[start of DATASET EXTRACT]
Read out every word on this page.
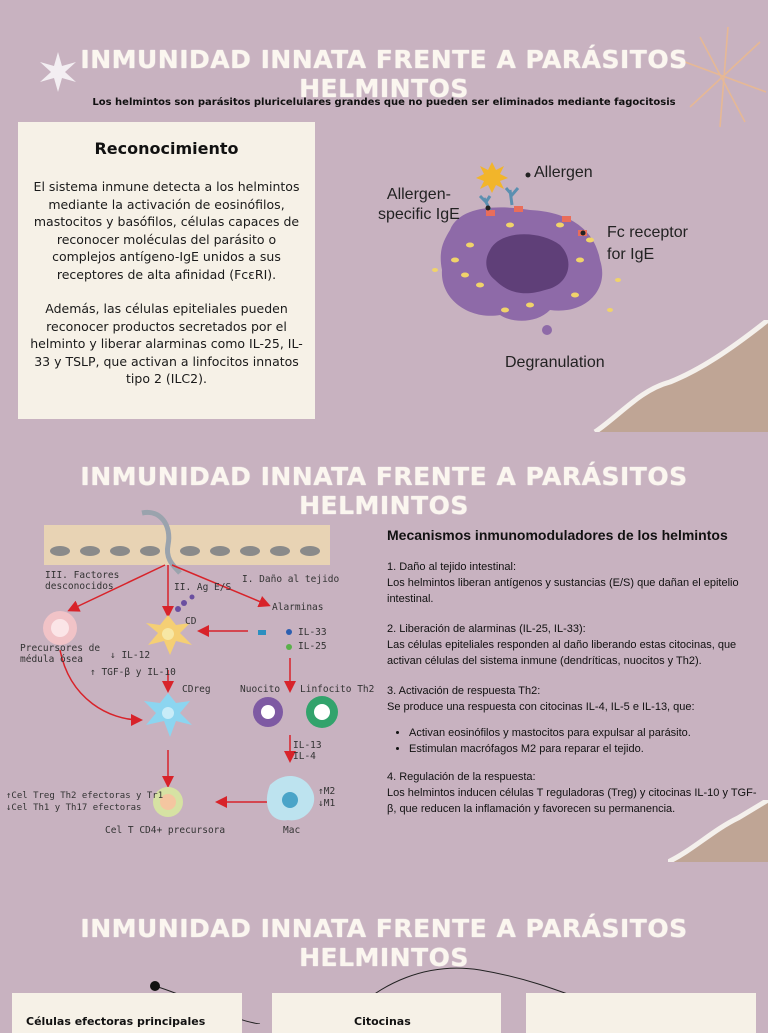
INMUNIDAD INNATA FRENTE A PARÁSITOS HELMINTOS
Los helmintos son parásitos pluricelulares grandes que no pueden ser eliminados mediante fagocitosis
Reconocimiento

El sistema inmune detecta a los helmintos mediante la activación de eosinófilos, mastocitos y basófilos, células capaces de reconocer moléculas del parásito o complejos antígeno-IgE unidos a sus receptores de alta afinidad (FcεRI).

Además, las células epiteliales pueden reconocer productos secretados por el helminto y liberar alarminas como IL-25, IL-33 y TSLP, que activan a linfocitos innatos tipo 2 (ILC2).

Allergen
Allergen-
specific IgE
Fc receptor
for IgE
Degranulation
INMUNIDAD INNATA FRENTE A PARÁSITOS HELMINTOS
III. Factores
desconocidos	II. Ag E/S
I. Daño al tejido
CD
Alarminas
IL-33
IL-25
Precursores de
médula ósea	↓ IL-12
↑ TGF-β y IL-10
CDreg	Nuocito Linfocito Th2
IL-13
IL-4
↑Cel Treg Th2 efectoras y Tr1
↓Cel Th1 y Th17 efectoras
↑M2
↓M1
Cel T CD4+ precursora	Mac
Mecanismos inmunomoduladores de los helmintos
1. Daño al tejido intestinal:
Los helmintos liberan antígenos y sustancias (E/S) que dañan el epitelio intestinal.
2. Liberación de alarminas (IL-25, IL-33):
Las células epiteliales responden al daño liberando estas citocinas, que activan células del sistema inmune (dendríticas, nuocitos y Th2).
3. Activación de respuesta Th2:
Se produce una respuesta con citocinas IL-4, IL-5 e IL-13, que:
• Activan eosinófilos y mastocitos para expulsar al parásito.
• Estimulan macrófagos M2 para reparar el tejido.
4. Regulación de la respuesta:
Los helmintos inducen células T reguladoras (Treg) y citocinas IL-10 y TGF-β, que reducen la inflamación y favorecen su permanencia.
INMUNIDAD INNATA FRENTE A PARÁSITOS HELMINTOS
Células efectoras principales	Citocinas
[end of DATASET EXTRACT]
* [TO BE DONE] Leave out the pictures and give the rest of the records again exactly.

* [ANSWER FOR THIS EXERCISE]
Read out every word on this page.
INMUNIDAD INNATA FRENTE A PARÁSITOS HELMINTOS
Los helmintos son parásitos pluricelulares grandes que no pueden ser eliminados mediante fagocitosis
Reconocimiento

El sistema inmune detecta a los helmintos mediante la activación de eosinófilos, mastocitos y basófilos, células capaces de reconocer moléculas del parásito o complejos antígeno-IgE unidos a sus receptores de alta afinidad (FcεRI).

Además, las células epiteliales pueden reconocer productos secretados por el helminto y liberar alarminas como IL-25, IL-33 y TSLP, que activan a linfocitos innatos tipo 2 (ILC2).

Allergen
Allergen-
specific IgE
Fc receptor
for IgE
Degranulation
INMUNIDAD INNATA FRENTE A PARÁSITOS HELMINTOS
III. Factores
desconocidos	II. Ag E/S
I. Daño al tejido
CD
Alarminas
IL-33
IL-25
Precursores de
médula ósea	↓ IL-12
↑ TGF-β y IL-10
CDreg	Nuocito Linfocito Th2
IL-13
IL-4
↑Cel Treg Th2 efectoras y Tr1
↓Cel Th1 y Th17 efectoras
↑M2
↓M1
Cel T CD4+ precursora	Mac
Mecanismos inmunomoduladores de los helmintos
1. Daño al tejido intestinal:
Los helmintos liberan antígenos y sustancias (E/S) que dañan el epitelio intestinal.
2. Liberación de alarminas (IL-25, IL-33):
Las células epiteliales responden al daño liberando estas citocinas, que activan células del sistema inmune (dendríticas, nuocitos y Th2).
3. Activación de respuesta Th2:
Se produce una respuesta con citocinas IL-4, IL-5 e IL-13, que:
• Activan eosinófilos y mastocitos para expulsar al parásito.
• Estimulan macrófagos M2 para reparar el tejido.
4. Regulación de la respuesta:
Los helmintos inducen células T reguladoras (Treg) y citocinas IL-10 y TGF-β, que reducen la inflamación y favorecen su permanencia.
INMUNIDAD INNATA FRENTE A PARÁSITOS HELMINTOS
Células efectoras principales	Citocinas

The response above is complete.